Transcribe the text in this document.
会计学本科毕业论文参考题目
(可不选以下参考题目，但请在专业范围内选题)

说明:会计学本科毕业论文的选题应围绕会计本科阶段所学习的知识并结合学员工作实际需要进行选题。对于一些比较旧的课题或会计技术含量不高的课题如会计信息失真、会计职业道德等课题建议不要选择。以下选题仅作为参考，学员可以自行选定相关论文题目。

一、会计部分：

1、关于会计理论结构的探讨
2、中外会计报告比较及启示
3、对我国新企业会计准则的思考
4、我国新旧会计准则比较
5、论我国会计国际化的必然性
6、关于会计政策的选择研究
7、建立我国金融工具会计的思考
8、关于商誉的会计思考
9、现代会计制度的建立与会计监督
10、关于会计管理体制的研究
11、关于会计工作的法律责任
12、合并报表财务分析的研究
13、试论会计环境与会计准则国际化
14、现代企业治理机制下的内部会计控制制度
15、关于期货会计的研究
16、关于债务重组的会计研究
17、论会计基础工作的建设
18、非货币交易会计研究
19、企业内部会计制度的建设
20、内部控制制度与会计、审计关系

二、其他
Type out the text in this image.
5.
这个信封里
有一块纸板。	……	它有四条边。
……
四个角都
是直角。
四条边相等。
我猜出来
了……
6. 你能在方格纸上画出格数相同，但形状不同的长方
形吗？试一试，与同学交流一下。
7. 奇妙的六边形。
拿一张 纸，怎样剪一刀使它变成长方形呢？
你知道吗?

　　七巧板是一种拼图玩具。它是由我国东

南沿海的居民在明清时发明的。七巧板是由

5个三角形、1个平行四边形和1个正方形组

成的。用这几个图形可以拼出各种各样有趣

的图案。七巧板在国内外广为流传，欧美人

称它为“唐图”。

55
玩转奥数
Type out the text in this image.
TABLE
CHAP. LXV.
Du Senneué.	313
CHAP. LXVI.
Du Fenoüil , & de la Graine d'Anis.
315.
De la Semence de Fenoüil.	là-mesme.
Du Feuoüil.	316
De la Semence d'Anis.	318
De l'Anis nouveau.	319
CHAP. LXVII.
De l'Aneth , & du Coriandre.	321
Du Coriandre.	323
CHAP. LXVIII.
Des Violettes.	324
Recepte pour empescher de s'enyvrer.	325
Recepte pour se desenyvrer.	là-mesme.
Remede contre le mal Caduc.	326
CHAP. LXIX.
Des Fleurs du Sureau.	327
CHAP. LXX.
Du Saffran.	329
● ● ● ●
Write out all the data again, exactly as it appears.

Transcribe the text in this document.
会计学本科毕业论文参考题目
(可不选以下参考题目，但请在专业范围内选题)

说明:会计学本科毕业论文的选题应围绕会计本科阶段所学习的知识并结合学员工作实际需要进行选题。对于一些比较旧的课题或会计技术含量不高的课题如会计信息失真、会计职业道德等课题建议不要选择。以下选题仅作为参考，学员可以自行选定相关论文题目。

一、会计部分：

1、关于会计理论结构的探讨
2、中外会计报告比较及启示
3、对我国新企业会计准则的思考
4、我国新旧会计准则比较
5、论我国会计国际化的必然性
6、关于会计政策的选择研究
7、建立我国金融工具会计的思考
8、关于商誉的会计思考
9、现代会计制度的建立与会计监督
10、关于会计管理体制的研究
11、关于会计工作的法律责任
12、合并报表财务分析的研究
13、试论会计环境与会计准则国际化
14、现代企业治理机制下的内部会计控制制度
15、关于期货会计的研究
16、关于债务重组的会计研究
17、论会计基础工作的建设
18、非货币交易会计研究
19、企业内部会计制度的建设
20、内部控制制度与会计、审计关系

二、其他
Type out the text in this image.
5.
这个信封里
有一块纸板。	……	它有四条边。
……
四个角都
是直角。
四条边相等。
我猜出来
了……
6. 你能在方格纸上画出格数相同，但形状不同的长方
形吗？试一试，与同学交流一下。
7. 奇妙的六边形。
拿一张 纸，怎样剪一刀使它变成长方形呢？
你知道吗?

　　七巧板是一种拼图玩具。它是由我国东

南沿海的居民在明清时发明的。七巧板是由

5个三角形、1个平行四边形和1个正方形组

成的。用这几个图形可以拼出各种各样有趣

的图案。七巧板在国内外广为流传，欧美人

称它为“唐图”。

55
玩转奥数
Type out the text in this image.
TABLE
CHAP. LXV.
Du Senneué.	313
CHAP. LXVI.
Du Fenoüil , & de la Graine d'Anis.
315.
De la Semence de Fenoüil.	là-mesme.
Du Feuoüil.	316
De la Semence d'Anis.	318
De l'Anis nouveau.	319
CHAP. LXVII.
De l'Aneth , & du Coriandre.	321
Du Coriandre.	323
CHAP. LXVIII.
Des Violettes.	324
Recepte pour empescher de s'enyvrer.	325
Recepte pour se desenyvrer.	là-mesme.
Remede contre le mal Caduc.	326
CHAP. LXIX.
Des Fleurs du Sureau.	327
CHAP. LXX.
Du Saffran.	329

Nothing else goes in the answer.